Extracted records
::::::::::

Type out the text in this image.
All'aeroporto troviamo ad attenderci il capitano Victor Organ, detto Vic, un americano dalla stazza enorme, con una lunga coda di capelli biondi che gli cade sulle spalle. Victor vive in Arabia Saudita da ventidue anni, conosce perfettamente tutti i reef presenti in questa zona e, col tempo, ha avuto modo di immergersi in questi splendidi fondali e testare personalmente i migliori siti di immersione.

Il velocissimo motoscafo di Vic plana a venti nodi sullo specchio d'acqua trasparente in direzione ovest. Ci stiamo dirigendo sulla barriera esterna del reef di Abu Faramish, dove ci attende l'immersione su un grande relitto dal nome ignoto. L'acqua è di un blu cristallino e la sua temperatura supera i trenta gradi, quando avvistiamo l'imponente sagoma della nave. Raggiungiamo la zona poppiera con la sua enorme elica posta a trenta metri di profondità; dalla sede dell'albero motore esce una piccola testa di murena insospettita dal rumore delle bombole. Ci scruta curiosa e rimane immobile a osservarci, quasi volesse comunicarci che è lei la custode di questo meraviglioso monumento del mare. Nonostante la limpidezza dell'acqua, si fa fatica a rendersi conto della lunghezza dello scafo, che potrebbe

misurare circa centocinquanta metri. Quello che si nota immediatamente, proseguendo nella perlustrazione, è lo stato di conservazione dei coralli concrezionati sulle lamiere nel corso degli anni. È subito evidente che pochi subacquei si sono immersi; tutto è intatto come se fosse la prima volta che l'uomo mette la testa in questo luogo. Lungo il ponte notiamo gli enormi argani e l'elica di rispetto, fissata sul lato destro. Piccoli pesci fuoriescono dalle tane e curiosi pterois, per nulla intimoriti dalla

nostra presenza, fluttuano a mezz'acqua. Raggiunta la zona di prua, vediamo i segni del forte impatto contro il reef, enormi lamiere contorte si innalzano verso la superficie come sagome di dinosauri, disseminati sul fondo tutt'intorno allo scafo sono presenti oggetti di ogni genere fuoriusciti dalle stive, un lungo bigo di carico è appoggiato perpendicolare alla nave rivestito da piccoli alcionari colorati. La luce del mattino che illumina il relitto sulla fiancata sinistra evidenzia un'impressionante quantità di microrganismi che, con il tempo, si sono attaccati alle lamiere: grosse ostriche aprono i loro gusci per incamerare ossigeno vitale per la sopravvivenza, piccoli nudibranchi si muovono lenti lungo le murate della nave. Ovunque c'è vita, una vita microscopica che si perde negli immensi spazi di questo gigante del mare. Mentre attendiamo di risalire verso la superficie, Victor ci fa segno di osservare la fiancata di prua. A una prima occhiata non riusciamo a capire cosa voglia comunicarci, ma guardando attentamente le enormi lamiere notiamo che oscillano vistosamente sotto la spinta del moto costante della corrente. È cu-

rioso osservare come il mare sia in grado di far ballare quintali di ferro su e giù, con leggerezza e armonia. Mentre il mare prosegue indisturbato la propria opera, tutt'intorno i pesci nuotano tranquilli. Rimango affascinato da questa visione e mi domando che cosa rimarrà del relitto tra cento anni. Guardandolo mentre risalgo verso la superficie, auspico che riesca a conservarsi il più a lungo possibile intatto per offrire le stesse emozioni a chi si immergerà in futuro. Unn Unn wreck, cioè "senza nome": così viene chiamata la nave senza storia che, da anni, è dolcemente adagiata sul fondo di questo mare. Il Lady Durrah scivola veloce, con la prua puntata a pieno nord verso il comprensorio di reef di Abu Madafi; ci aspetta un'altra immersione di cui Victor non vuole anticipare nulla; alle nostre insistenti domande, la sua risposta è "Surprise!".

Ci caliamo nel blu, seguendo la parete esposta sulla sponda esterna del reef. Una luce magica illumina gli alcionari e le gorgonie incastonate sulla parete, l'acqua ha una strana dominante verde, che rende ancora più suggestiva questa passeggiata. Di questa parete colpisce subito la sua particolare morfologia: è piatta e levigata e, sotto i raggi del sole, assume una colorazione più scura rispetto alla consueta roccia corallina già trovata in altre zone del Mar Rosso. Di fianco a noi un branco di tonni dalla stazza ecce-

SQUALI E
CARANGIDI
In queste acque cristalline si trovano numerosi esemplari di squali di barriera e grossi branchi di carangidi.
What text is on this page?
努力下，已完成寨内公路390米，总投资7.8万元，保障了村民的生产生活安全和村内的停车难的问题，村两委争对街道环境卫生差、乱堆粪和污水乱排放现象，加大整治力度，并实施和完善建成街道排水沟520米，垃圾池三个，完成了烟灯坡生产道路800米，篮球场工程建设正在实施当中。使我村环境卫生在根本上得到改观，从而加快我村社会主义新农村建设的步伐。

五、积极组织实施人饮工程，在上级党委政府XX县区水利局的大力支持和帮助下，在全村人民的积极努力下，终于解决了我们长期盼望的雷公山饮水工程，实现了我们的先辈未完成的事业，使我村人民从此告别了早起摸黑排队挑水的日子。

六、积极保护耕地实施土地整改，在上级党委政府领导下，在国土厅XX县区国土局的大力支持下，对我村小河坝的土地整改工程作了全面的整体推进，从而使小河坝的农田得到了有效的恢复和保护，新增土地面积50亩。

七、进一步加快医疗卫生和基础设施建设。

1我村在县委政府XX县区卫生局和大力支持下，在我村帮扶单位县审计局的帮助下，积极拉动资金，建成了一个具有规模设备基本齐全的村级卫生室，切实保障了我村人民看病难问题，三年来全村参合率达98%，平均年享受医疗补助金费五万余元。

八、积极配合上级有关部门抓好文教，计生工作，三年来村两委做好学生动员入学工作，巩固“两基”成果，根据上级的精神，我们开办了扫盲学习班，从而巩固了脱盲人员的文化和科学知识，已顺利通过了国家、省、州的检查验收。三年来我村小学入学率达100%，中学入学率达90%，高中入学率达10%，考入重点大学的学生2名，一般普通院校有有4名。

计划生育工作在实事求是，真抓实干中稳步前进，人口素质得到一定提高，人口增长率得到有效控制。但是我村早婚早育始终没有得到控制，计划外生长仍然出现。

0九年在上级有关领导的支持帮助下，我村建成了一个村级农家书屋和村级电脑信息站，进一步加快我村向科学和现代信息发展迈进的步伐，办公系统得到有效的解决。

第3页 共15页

::::::::::

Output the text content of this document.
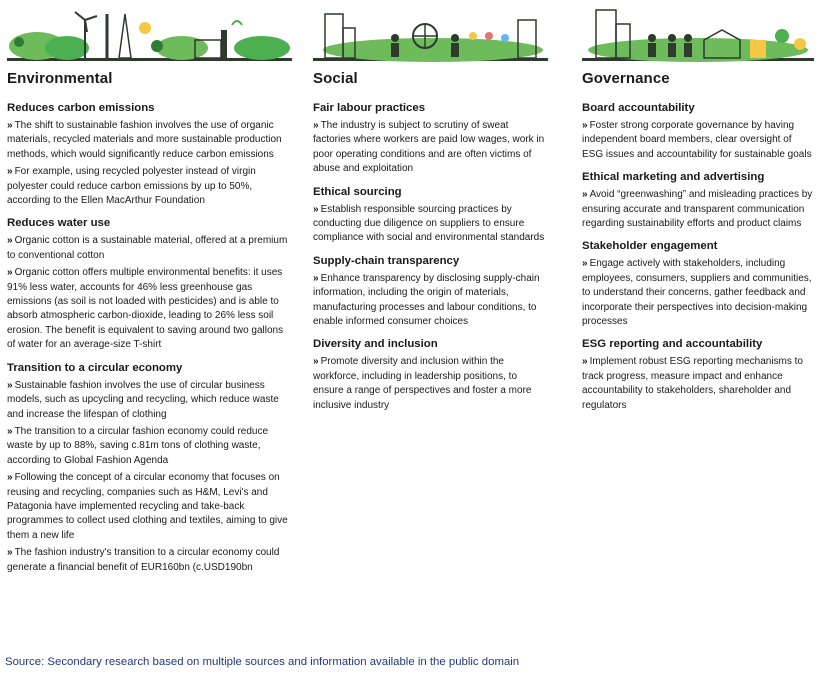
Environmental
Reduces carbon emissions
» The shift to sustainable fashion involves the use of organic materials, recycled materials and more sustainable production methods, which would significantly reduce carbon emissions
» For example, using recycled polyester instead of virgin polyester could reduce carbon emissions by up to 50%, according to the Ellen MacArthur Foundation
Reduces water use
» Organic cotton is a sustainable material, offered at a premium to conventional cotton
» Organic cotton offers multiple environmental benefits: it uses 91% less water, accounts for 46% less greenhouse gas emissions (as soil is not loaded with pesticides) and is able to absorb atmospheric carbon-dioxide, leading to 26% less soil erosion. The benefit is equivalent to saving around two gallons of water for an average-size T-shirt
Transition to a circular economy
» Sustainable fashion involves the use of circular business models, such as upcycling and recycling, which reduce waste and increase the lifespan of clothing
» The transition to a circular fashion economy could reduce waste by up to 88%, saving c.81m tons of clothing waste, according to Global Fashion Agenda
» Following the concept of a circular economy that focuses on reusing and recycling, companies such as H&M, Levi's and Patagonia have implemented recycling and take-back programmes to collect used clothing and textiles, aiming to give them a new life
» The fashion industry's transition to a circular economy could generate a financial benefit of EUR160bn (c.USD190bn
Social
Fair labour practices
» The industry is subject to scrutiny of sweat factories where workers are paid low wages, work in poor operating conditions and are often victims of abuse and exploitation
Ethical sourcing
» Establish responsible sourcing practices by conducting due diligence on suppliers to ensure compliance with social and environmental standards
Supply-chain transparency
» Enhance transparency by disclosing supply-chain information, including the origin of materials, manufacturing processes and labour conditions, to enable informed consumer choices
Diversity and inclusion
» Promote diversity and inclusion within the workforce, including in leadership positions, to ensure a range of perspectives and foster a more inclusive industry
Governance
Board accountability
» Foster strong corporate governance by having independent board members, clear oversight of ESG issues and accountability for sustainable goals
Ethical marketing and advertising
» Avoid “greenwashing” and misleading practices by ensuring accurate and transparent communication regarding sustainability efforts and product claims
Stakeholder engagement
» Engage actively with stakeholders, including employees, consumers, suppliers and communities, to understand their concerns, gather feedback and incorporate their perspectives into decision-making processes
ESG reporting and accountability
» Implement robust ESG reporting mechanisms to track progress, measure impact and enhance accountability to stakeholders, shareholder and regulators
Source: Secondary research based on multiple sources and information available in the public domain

::::::::::

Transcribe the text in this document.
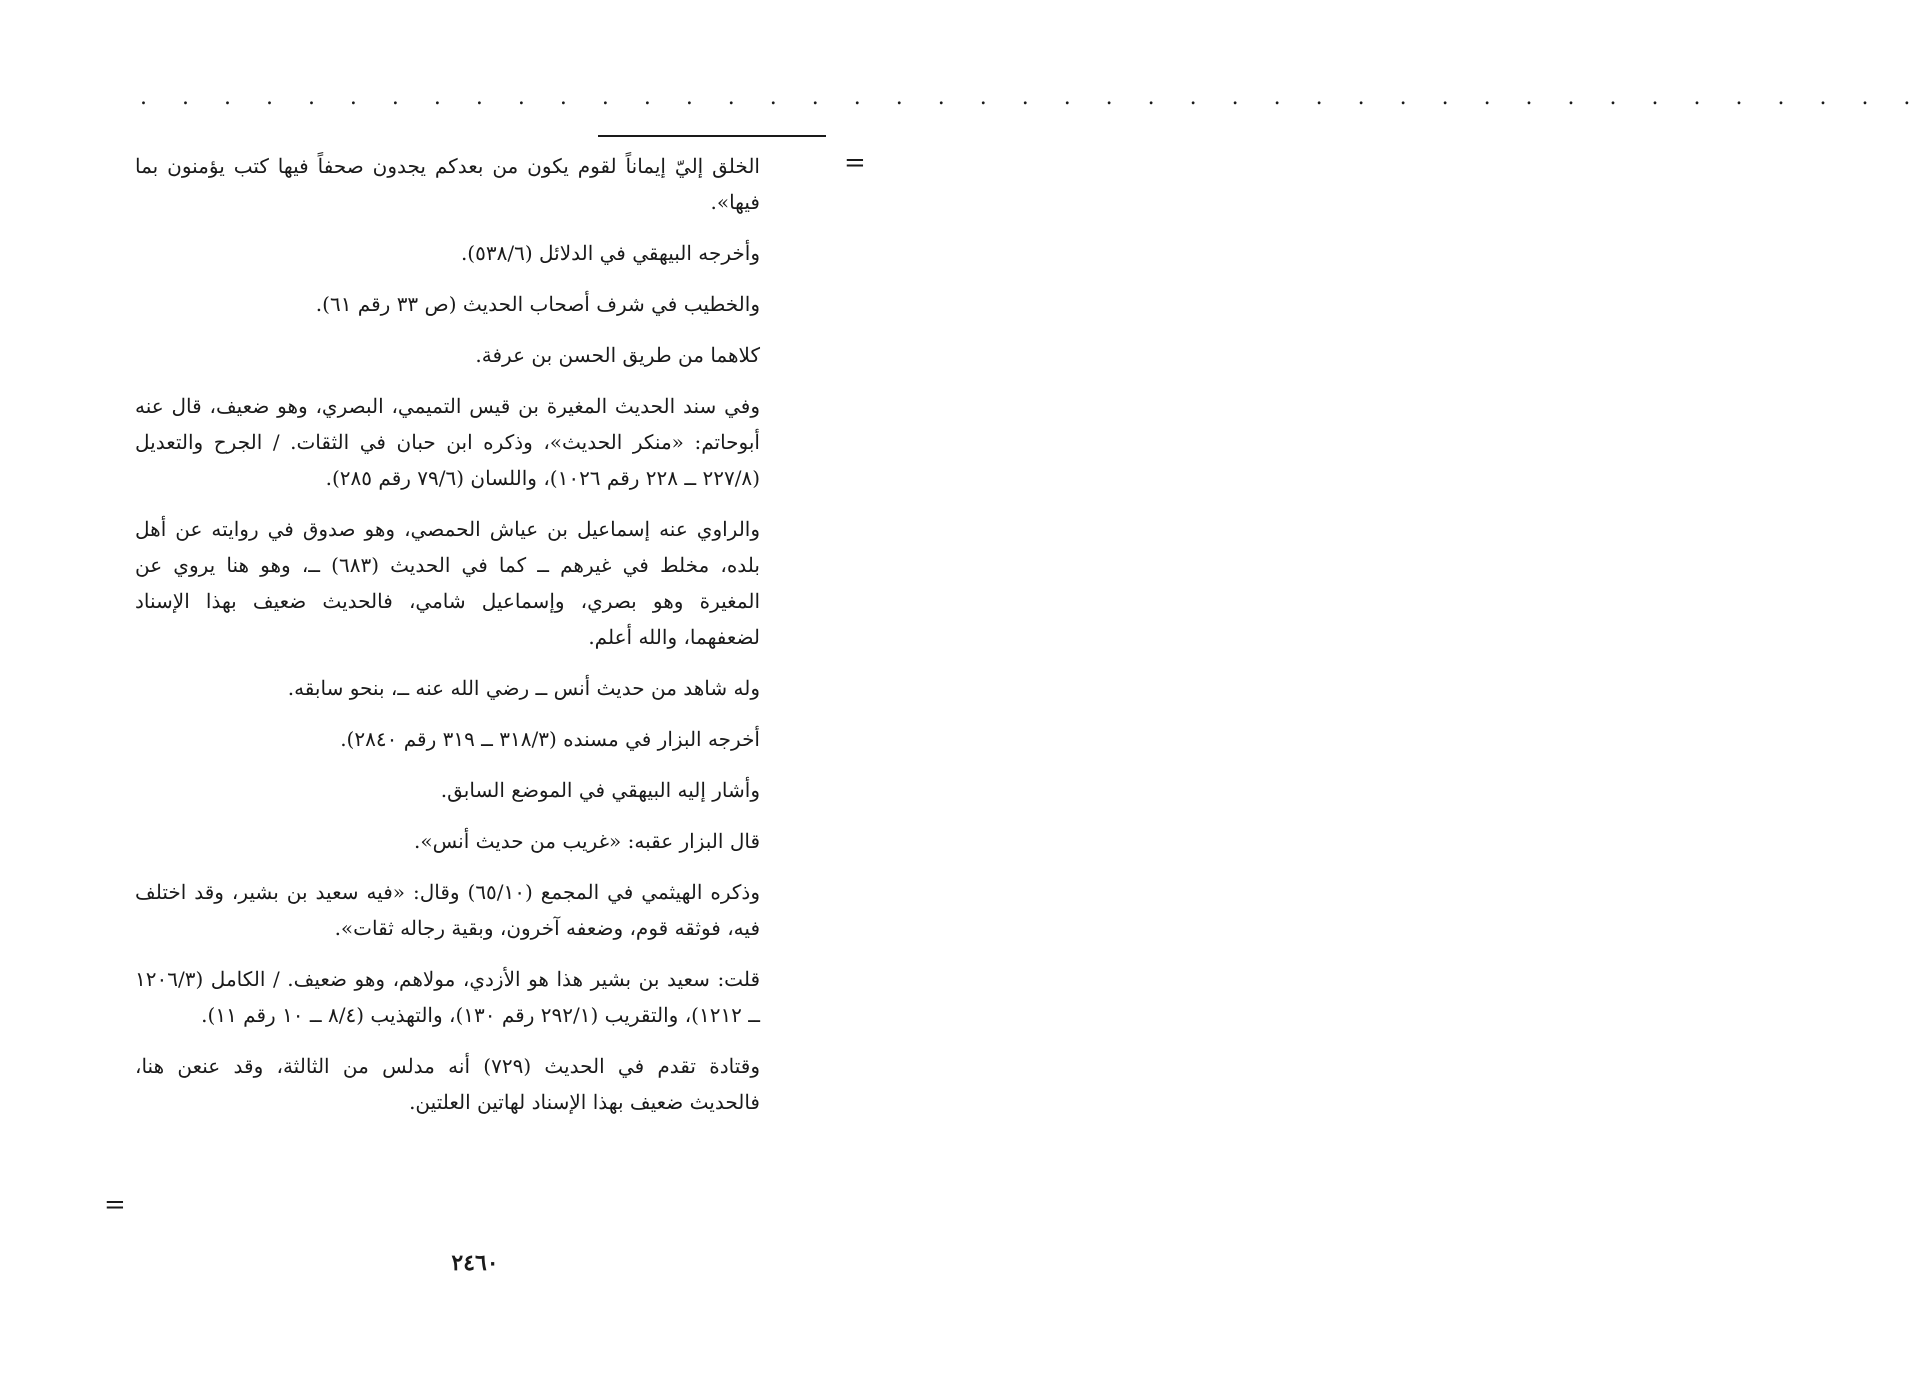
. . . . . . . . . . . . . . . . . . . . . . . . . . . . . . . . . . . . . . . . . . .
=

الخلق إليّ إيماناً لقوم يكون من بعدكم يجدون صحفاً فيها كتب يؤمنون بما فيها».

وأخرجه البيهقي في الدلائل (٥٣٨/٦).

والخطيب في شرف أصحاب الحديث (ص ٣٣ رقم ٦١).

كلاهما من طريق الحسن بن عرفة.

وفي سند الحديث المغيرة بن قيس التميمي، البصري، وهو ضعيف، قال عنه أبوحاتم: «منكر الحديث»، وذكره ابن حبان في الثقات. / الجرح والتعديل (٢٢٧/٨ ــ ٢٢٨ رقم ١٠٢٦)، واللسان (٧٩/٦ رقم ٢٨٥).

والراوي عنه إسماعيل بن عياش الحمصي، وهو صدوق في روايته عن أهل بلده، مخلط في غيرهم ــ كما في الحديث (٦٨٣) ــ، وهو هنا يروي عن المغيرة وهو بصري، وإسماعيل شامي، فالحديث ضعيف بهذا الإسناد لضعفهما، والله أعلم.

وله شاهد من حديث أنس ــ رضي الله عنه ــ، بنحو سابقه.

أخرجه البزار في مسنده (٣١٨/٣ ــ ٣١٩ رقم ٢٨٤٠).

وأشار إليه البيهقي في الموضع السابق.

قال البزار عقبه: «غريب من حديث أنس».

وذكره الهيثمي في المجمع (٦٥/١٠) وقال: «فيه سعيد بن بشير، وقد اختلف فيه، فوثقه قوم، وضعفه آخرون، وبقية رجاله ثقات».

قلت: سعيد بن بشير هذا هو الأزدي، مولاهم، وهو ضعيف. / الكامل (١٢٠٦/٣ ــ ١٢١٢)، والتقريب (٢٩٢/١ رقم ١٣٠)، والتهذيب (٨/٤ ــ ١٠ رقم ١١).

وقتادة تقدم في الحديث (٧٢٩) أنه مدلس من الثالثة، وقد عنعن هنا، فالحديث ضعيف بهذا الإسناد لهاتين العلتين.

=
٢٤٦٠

::::::::::

PROBLEM TO WORK ON
Search the data for "chain" and list every line in which it occurs.

PROBLEM SOLUTION
Supply-chain transparency
» Enhance transparency by disclosing supply-chain information, including the origin of materials, manufacturing processes and labour conditions, to enable informed consumer choices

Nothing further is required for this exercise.